------ Data for this exercise ------

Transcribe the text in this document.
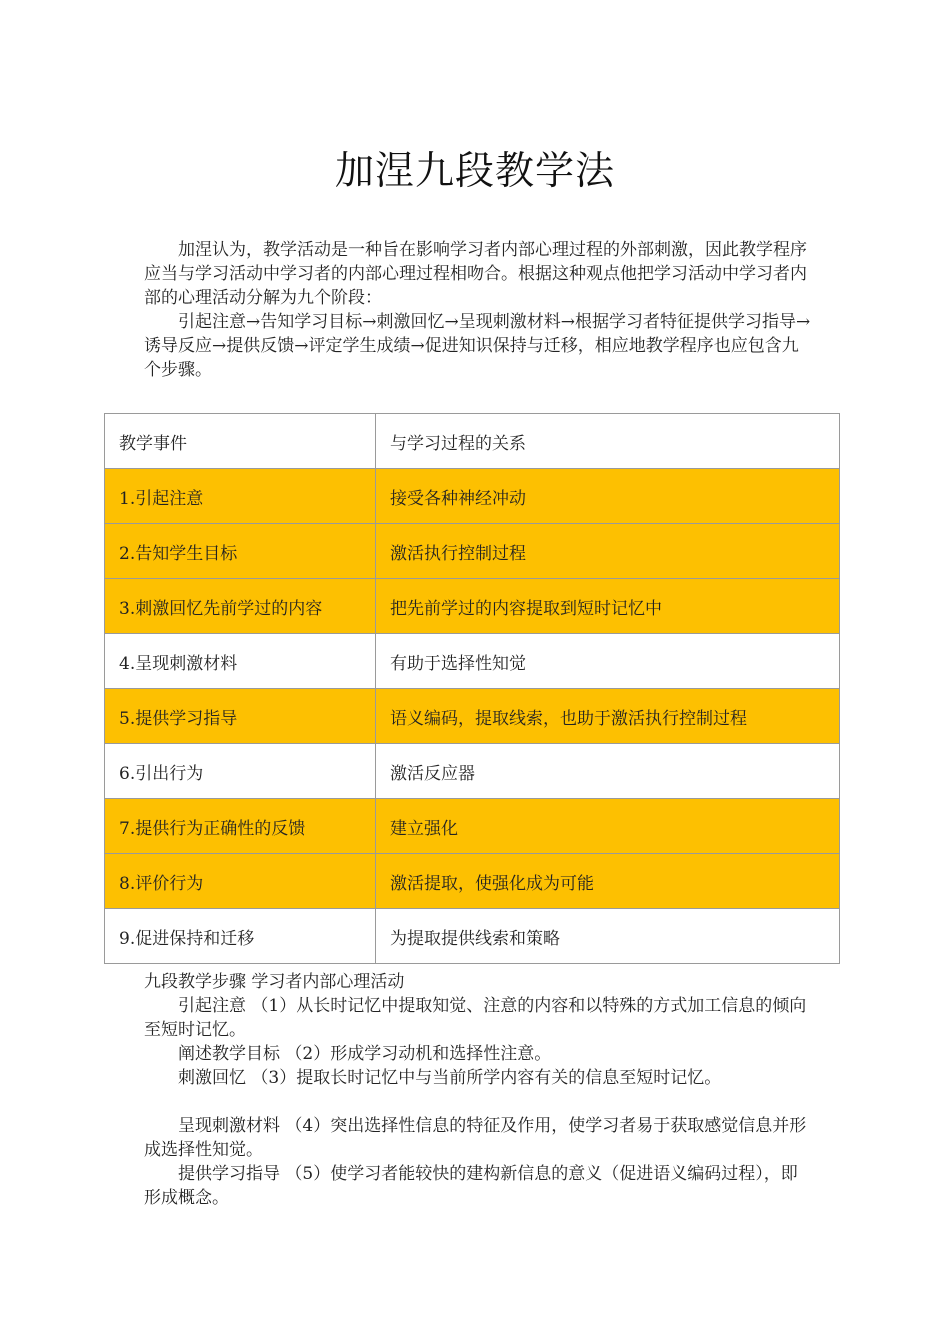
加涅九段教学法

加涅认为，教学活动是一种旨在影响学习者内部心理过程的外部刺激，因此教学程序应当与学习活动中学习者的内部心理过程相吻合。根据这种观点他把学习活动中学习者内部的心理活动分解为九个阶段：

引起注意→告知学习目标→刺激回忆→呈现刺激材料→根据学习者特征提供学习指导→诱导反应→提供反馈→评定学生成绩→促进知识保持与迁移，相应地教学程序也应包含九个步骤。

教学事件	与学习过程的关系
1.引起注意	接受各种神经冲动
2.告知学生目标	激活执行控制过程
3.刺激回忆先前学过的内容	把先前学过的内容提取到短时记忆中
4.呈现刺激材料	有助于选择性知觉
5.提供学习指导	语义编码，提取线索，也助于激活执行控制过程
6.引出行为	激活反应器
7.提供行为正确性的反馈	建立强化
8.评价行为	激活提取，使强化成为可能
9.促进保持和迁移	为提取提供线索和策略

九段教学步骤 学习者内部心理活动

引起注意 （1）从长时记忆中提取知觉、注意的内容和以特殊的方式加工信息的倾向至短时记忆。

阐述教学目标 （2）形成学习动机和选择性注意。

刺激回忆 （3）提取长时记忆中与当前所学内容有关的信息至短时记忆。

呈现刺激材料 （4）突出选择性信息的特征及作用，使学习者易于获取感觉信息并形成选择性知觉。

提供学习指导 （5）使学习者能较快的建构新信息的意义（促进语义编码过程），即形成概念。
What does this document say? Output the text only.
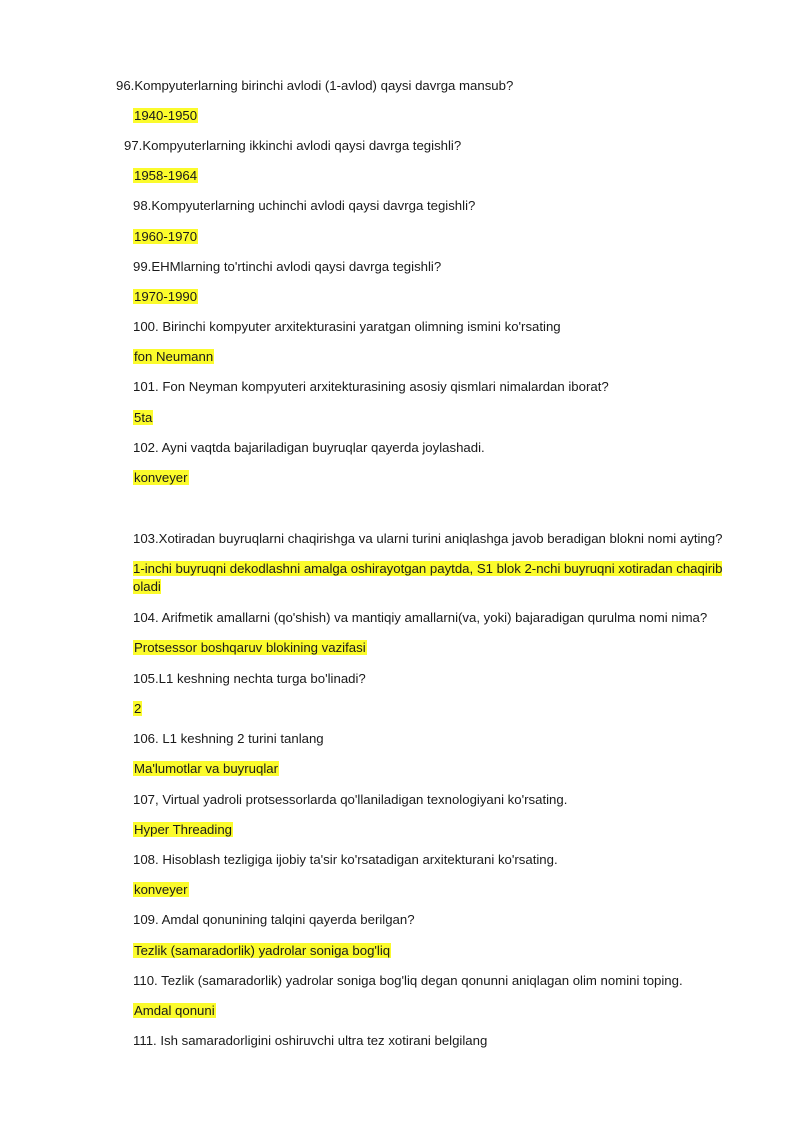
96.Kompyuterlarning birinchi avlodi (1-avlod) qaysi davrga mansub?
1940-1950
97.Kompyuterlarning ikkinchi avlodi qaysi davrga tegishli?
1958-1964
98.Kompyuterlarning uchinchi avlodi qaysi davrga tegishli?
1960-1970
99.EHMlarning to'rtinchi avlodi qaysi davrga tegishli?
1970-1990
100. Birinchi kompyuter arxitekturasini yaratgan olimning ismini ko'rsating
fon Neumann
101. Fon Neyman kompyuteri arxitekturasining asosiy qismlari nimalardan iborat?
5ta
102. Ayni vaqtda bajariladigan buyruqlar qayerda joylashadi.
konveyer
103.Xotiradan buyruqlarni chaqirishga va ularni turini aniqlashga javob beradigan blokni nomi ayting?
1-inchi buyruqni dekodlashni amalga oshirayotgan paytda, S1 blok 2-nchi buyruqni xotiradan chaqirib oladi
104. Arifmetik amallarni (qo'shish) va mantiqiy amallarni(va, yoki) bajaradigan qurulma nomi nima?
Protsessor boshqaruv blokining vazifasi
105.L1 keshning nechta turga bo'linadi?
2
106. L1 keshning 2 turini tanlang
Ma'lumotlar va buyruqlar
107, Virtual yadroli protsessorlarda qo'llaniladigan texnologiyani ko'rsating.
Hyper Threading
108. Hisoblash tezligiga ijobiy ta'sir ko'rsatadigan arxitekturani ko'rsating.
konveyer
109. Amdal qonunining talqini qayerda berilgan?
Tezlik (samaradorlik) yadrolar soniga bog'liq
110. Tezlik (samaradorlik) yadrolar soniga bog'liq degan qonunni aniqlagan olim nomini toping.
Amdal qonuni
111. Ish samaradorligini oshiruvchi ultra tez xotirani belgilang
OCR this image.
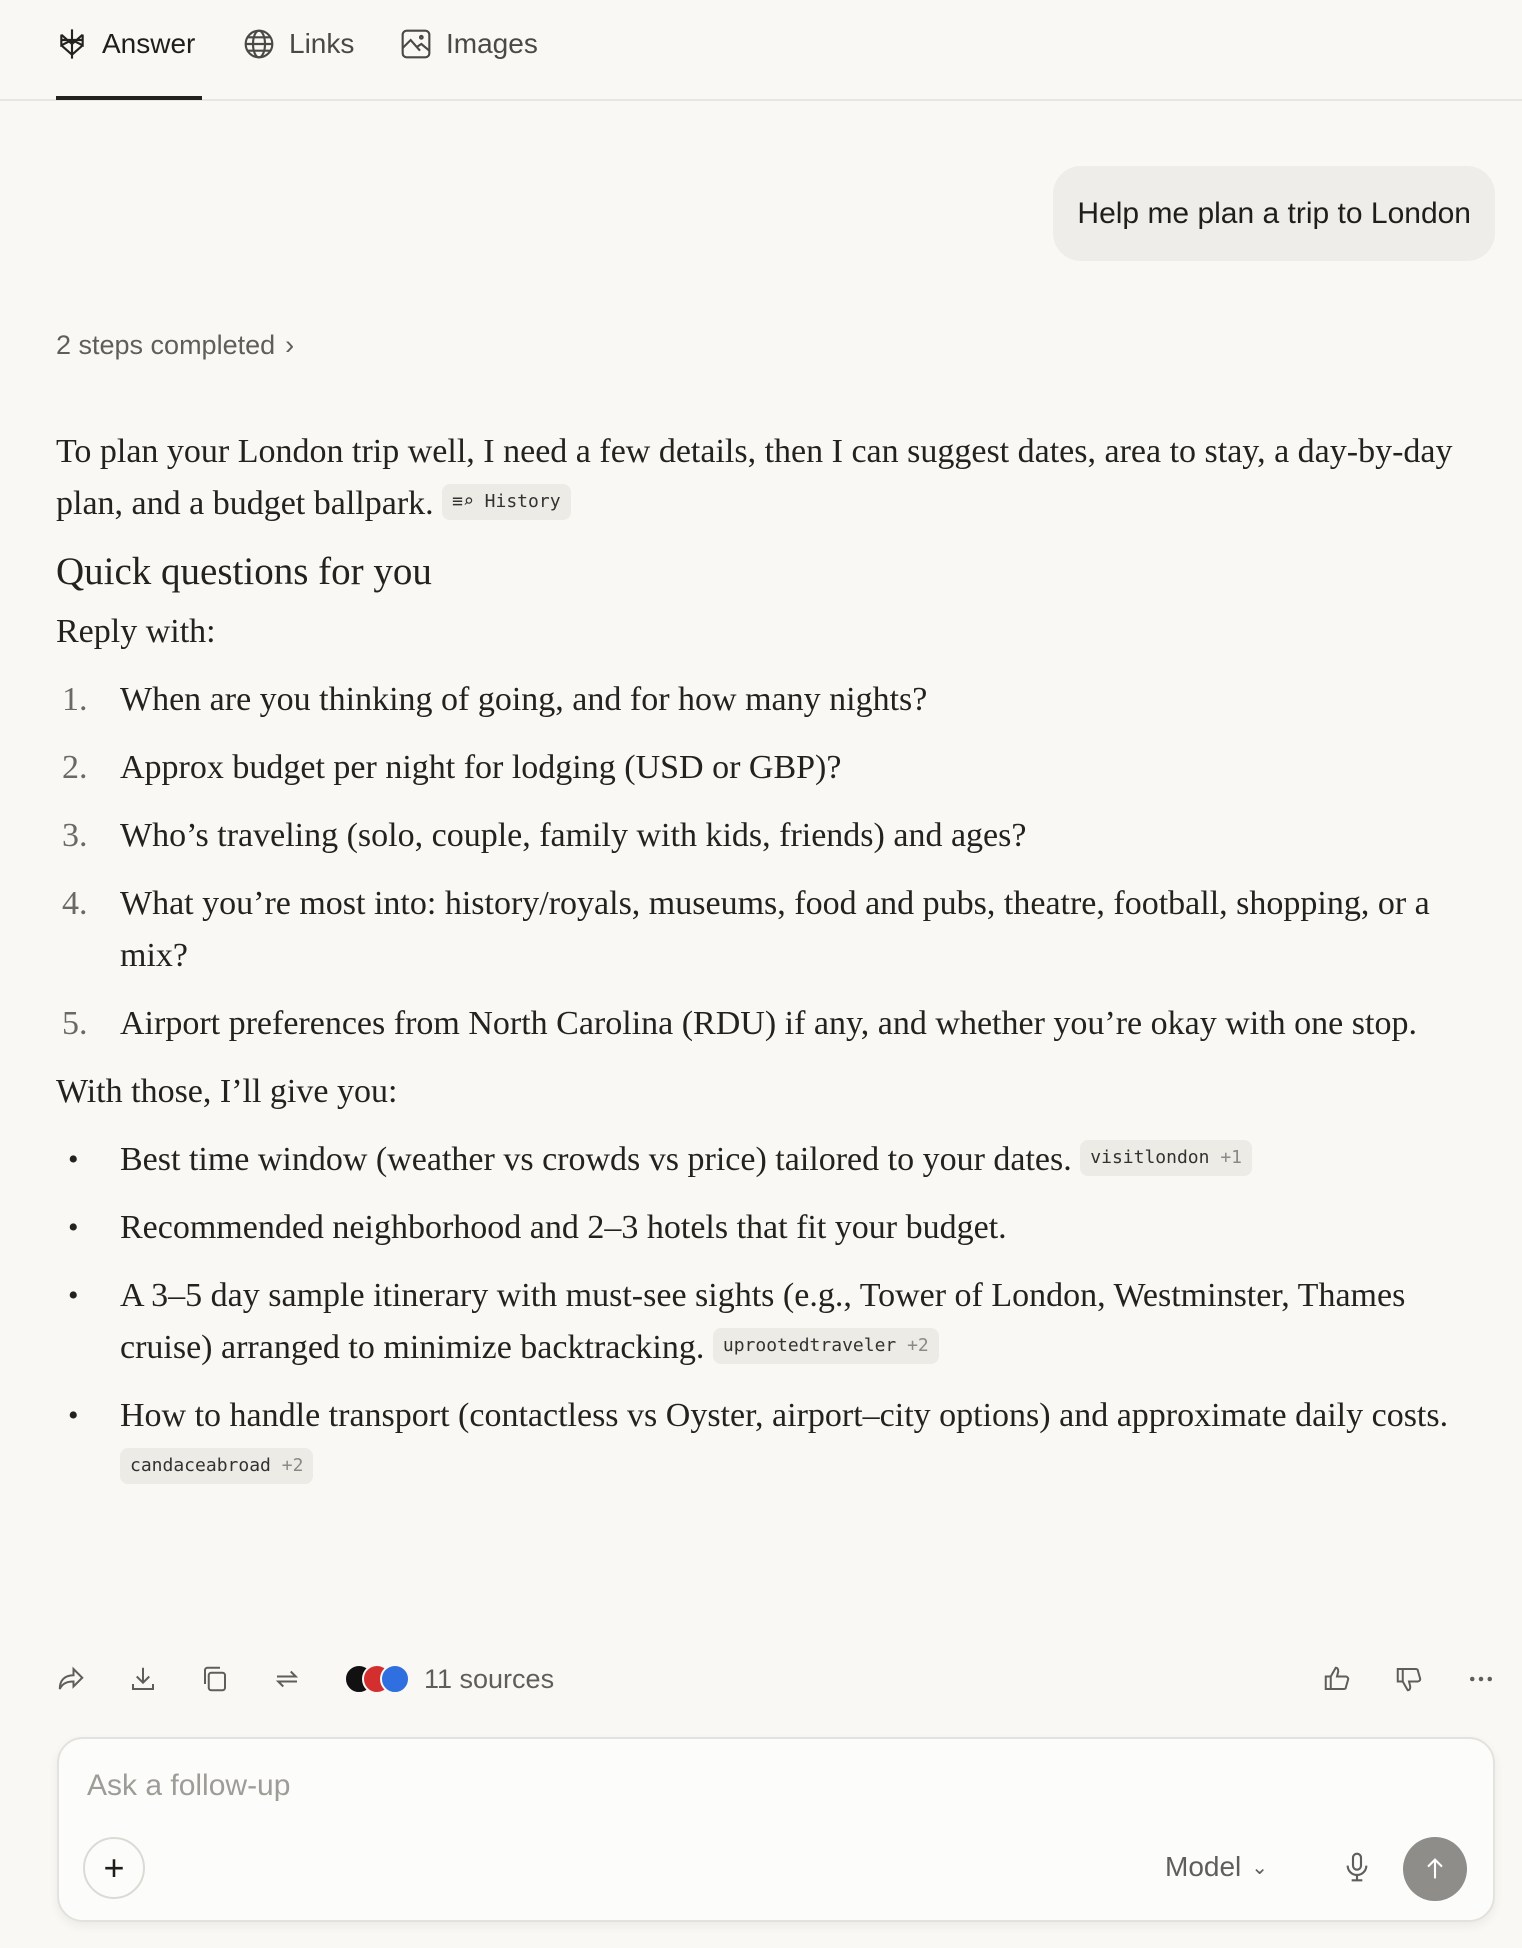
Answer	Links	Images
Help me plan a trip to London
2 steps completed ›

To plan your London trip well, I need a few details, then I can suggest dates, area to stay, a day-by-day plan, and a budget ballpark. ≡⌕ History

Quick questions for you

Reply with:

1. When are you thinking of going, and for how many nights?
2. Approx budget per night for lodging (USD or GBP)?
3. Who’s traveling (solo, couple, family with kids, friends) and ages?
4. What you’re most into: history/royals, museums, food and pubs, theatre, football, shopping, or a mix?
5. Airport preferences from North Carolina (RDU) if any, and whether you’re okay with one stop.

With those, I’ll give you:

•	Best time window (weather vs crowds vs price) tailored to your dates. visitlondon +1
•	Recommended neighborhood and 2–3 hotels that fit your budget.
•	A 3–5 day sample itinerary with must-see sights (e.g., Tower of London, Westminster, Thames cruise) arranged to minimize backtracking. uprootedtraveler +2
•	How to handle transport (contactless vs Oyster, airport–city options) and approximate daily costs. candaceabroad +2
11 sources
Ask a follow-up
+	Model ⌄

------

◆ Exercise description
Every record is to be reproduced exactly, with no pictures included.

◆ Complete output
Transcribe the text in this document.
加涅九段教学法

加涅认为，教学活动是一种旨在影响学习者内部心理过程的外部刺激，因此教学程序应当与学习活动中学习者的内部心理过程相吻合。根据这种观点他把学习活动中学习者内部的心理活动分解为九个阶段：

引起注意→告知学习目标→刺激回忆→呈现刺激材料→根据学习者特征提供学习指导→诱导反应→提供反馈→评定学生成绩→促进知识保持与迁移，相应地教学程序也应包含九个步骤。

教学事件	与学习过程的关系
1.引起注意	接受各种神经冲动
2.告知学生目标	激活执行控制过程
3.刺激回忆先前学过的内容	把先前学过的内容提取到短时记忆中
4.呈现刺激材料	有助于选择性知觉
5.提供学习指导	语义编码，提取线索，也助于激活执行控制过程
6.引出行为	激活反应器
7.提供行为正确性的反馈	建立强化
8.评价行为	激活提取，使强化成为可能
9.促进保持和迁移	为提取提供线索和策略

九段教学步骤 学习者内部心理活动

引起注意 （1）从长时记忆中提取知觉、注意的内容和以特殊的方式加工信息的倾向至短时记忆。

阐述教学目标 （2）形成学习动机和选择性注意。

刺激回忆 （3）提取长时记忆中与当前所学内容有关的信息至短时记忆。

呈现刺激材料 （4）突出选择性信息的特征及作用，使学习者易于获取感觉信息并形成选择性知觉。

提供学习指导 （5）使学习者能较快的建构新信息的意义（促进语义编码过程），即形成概念。
What does this document say? Output the text only.
96.Kompyuterlarning birinchi avlodi (1-avlod) qaysi davrga mansub?
1940-1950
97.Kompyuterlarning ikkinchi avlodi qaysi davrga tegishli?
1958-1964
98.Kompyuterlarning uchinchi avlodi qaysi davrga tegishli?
1960-1970
99.EHMlarning to'rtinchi avlodi qaysi davrga tegishli?
1970-1990
100. Birinchi kompyuter arxitekturasini yaratgan olimning ismini ko'rsating
fon Neumann
101. Fon Neyman kompyuteri arxitekturasining asosiy qismlari nimalardan iborat?
5ta
102. Ayni vaqtda bajariladigan buyruqlar qayerda joylashadi.
konveyer
103.Xotiradan buyruqlarni chaqirishga va ularni turini aniqlashga javob beradigan blokni nomi ayting?
1-inchi buyruqni dekodlashni amalga oshirayotgan paytda, S1 blok 2-nchi buyruqni xotiradan chaqirib oladi
104. Arifmetik amallarni (qo'shish) va mantiqiy amallarni(va, yoki) bajaradigan qurulma nomi nima?
Protsessor boshqaruv blokining vazifasi
105.L1 keshning nechta turga bo'linadi?
2
106. L1 keshning 2 turini tanlang
Ma'lumotlar va buyruqlar
107, Virtual yadroli protsessorlarda qo'llaniladigan texnologiyani ko'rsating.
Hyper Threading
108. Hisoblash tezligiga ijobiy ta'sir ko'rsatadigan arxitekturani ko'rsating.
konveyer
109. Amdal qonunining talqini qayerda berilgan?
Tezlik (samaradorlik) yadrolar soniga bog'liq
110. Tezlik (samaradorlik) yadrolar soniga bog'liq degan qonunni aniqlagan olim nomini toping.
Amdal qonuni
111. Ish samaradorligini oshiruvchi ultra tez xotirani belgilang
OCR this image.
Answer	Links	Images
Help me plan a trip to London
2 steps completed ›

To plan your London trip well, I need a few details, then I can suggest dates, area to stay, a day-by-day plan, and a budget ballpark. ≡⌕ History

Quick questions for you

Reply with:

1. When are you thinking of going, and for how many nights?
2. Approx budget per night for lodging (USD or GBP)?
3. Who’s traveling (solo, couple, family with kids, friends) and ages?
4. What you’re most into: history/royals, museums, food and pubs, theatre, football, shopping, or a mix?
5. Airport preferences from North Carolina (RDU) if any, and whether you’re okay with one stop.

With those, I’ll give you:

•	Best time window (weather vs crowds vs price) tailored to your dates. visitlondon +1
•	Recommended neighborhood and 2–3 hotels that fit your budget.
•	A 3–5 day sample itinerary with must-see sights (e.g., Tower of London, Westminster, Thames cruise) arranged to minimize backtracking. uprootedtraveler +2
•	How to handle transport (contactless vs Oyster, airport–city options) and approximate daily costs. candaceabroad +2
11 sources
Ask a follow-up
+	Model ⌄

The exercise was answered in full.